◆ What you have to do: Filter the records for lines holding the string "invocation".

◆ Material for this exercise:
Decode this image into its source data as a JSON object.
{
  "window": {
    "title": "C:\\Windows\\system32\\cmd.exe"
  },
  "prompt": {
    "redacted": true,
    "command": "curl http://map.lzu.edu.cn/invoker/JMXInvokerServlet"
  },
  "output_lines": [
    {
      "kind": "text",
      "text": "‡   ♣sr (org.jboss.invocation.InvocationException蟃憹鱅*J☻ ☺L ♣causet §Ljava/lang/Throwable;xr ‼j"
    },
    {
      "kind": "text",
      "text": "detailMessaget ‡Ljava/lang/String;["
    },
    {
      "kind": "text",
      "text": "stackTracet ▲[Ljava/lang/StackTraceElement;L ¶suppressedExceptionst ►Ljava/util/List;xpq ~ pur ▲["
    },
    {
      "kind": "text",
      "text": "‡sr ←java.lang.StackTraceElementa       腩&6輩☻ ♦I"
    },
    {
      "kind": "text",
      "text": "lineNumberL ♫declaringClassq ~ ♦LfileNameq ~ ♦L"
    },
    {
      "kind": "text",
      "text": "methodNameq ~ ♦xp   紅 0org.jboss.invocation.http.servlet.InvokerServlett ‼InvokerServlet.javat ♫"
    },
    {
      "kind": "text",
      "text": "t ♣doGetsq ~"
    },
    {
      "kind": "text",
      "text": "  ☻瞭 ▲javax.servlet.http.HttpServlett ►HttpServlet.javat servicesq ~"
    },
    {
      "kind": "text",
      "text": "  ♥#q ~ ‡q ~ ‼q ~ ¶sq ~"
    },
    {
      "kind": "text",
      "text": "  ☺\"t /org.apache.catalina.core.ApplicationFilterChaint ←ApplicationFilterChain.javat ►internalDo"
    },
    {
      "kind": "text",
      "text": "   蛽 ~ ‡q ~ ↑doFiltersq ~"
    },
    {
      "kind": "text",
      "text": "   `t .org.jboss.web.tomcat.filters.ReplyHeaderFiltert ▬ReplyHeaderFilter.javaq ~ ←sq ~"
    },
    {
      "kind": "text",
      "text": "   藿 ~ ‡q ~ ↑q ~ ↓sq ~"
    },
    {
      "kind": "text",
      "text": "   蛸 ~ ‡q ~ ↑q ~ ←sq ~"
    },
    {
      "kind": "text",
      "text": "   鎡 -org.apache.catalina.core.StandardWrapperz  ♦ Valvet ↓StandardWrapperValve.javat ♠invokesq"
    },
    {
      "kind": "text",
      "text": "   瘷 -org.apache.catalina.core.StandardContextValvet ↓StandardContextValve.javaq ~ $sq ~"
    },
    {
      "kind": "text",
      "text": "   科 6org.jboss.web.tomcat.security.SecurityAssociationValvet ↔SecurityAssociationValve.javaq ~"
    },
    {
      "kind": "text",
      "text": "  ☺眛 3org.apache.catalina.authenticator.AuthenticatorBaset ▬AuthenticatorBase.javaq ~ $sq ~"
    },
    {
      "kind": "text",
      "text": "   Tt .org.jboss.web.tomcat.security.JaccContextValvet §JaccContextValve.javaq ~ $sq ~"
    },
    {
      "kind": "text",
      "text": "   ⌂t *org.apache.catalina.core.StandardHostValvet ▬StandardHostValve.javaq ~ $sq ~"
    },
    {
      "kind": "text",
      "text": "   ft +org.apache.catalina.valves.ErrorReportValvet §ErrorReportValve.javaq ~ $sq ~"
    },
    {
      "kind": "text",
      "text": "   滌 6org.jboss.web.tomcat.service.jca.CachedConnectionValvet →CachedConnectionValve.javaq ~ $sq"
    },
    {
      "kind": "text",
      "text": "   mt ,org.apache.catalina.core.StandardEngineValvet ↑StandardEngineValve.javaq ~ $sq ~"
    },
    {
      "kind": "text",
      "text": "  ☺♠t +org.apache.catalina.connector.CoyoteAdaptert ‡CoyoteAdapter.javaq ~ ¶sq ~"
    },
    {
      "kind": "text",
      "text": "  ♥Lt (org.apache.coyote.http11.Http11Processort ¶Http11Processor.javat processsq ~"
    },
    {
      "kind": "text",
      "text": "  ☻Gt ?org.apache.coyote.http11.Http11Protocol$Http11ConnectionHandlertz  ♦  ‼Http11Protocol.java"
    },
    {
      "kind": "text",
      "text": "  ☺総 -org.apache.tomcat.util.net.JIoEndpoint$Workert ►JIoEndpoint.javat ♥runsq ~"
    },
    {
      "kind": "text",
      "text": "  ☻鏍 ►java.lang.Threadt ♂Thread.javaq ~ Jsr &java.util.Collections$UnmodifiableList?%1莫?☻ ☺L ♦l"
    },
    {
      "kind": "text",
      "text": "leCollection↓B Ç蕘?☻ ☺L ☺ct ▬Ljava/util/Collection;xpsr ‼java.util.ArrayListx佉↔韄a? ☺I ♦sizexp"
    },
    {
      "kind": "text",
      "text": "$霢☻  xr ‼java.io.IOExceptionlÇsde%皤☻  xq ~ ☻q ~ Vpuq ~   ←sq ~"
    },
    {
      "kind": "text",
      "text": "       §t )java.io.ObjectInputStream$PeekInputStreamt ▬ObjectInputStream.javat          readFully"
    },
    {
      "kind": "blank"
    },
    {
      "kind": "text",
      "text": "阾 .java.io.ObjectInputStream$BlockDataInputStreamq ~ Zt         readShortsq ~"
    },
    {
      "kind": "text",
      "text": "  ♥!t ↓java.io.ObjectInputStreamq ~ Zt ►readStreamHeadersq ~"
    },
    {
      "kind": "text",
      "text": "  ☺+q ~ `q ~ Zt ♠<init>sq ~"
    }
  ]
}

◆ Completed exercise:
      "text": "‡   ♣sr (org.jboss.invocation.InvocationException蟃憹鱅*J☻ ☺L ♣causet §Ljava/lang/Throwable;xr ‼j"
      "text": "methodNameq ~ ♦xp   紅 0org.jboss.invocation.http.servlet.InvokerServlett ‼InvokerServlet.javat ♫"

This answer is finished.